- **STATED TASK**:
Where a line holds the word "XNBL", copy that line.

··· MATERIAL PROVIDED ···

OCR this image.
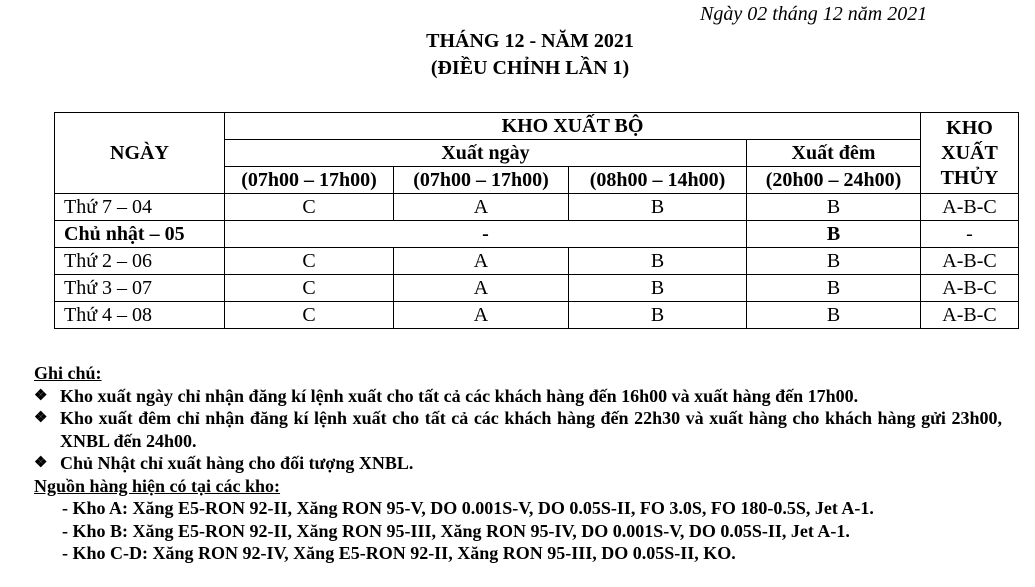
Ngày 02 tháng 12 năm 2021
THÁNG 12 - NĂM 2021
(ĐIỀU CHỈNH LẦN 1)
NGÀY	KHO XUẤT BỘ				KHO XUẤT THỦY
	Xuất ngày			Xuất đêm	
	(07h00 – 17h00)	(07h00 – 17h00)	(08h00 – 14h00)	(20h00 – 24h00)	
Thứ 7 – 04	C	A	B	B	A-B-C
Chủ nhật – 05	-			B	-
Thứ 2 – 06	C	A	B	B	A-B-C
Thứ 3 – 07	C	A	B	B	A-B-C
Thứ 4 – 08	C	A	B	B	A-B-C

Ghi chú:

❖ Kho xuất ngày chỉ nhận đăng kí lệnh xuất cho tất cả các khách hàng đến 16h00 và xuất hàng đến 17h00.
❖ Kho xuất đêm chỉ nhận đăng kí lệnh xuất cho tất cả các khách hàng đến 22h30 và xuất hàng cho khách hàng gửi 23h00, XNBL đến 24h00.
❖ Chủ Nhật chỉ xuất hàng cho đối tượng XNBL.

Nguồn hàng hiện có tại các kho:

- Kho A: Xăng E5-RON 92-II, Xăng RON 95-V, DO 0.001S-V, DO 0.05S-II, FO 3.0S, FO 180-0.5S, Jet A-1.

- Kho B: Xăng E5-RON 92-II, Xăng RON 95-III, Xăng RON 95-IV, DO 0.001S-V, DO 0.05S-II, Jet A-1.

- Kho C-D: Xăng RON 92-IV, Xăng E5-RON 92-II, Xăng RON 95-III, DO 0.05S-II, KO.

···

- **ANSWER TO THE PROBLEM**:
❖ Kho xuất đêm chỉ nhận đăng kí lệnh xuất cho tất cả các khách hàng đến 22h30 và xuất hàng cho khách hàng gửi 23h00, XNBL đến 24h00.
❖ Chủ Nhật chỉ xuất hàng cho đối tượng XNBL.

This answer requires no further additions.